> [THE RECORDS]
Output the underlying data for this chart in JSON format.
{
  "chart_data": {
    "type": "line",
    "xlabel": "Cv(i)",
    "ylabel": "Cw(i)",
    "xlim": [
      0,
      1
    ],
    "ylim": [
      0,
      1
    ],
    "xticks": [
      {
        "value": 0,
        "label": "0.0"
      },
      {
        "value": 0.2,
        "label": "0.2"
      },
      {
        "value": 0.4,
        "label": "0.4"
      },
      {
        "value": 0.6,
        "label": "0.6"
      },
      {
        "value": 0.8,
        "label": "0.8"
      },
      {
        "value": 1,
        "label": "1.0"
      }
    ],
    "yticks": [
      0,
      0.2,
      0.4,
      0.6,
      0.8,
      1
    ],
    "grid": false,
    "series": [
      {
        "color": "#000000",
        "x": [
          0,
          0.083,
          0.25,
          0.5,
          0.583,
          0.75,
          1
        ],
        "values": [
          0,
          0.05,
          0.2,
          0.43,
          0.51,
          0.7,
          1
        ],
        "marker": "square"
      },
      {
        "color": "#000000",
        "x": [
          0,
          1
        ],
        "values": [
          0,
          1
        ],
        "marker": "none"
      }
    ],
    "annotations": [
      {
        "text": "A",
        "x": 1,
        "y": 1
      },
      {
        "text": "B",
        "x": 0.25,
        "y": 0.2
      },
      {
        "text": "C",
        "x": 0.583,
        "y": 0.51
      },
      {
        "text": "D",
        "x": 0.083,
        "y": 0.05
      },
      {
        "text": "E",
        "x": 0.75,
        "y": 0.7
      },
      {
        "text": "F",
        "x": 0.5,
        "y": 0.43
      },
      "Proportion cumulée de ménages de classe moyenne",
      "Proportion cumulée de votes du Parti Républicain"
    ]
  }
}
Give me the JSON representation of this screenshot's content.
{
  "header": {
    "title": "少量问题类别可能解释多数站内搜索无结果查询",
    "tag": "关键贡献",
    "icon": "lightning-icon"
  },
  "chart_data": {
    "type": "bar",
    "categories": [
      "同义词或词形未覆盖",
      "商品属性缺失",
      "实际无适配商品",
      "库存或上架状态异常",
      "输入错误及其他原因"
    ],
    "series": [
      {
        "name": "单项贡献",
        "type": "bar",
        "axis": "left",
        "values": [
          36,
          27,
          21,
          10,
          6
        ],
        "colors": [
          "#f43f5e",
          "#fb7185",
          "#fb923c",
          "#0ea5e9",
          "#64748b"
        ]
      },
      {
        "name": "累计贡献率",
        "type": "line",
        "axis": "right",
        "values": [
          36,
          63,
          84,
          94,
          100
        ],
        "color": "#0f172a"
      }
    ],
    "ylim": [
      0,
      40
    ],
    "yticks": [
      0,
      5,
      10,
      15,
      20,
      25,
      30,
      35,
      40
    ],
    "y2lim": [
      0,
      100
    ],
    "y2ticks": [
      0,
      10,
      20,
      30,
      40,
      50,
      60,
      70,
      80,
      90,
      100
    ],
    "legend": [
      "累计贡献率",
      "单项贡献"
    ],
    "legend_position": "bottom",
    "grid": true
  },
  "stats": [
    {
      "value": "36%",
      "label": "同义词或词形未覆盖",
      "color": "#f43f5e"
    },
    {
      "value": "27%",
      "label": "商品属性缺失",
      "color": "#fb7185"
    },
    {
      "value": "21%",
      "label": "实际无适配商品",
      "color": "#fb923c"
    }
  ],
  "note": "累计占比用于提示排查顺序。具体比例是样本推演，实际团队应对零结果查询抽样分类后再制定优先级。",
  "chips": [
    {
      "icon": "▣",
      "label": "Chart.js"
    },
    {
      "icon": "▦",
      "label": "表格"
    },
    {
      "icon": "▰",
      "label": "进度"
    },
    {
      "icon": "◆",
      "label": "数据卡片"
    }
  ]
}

> [TASK] Above are records; say how many of their lines contain the word "JSON", giving only the number.

> [TASK RESULT] 2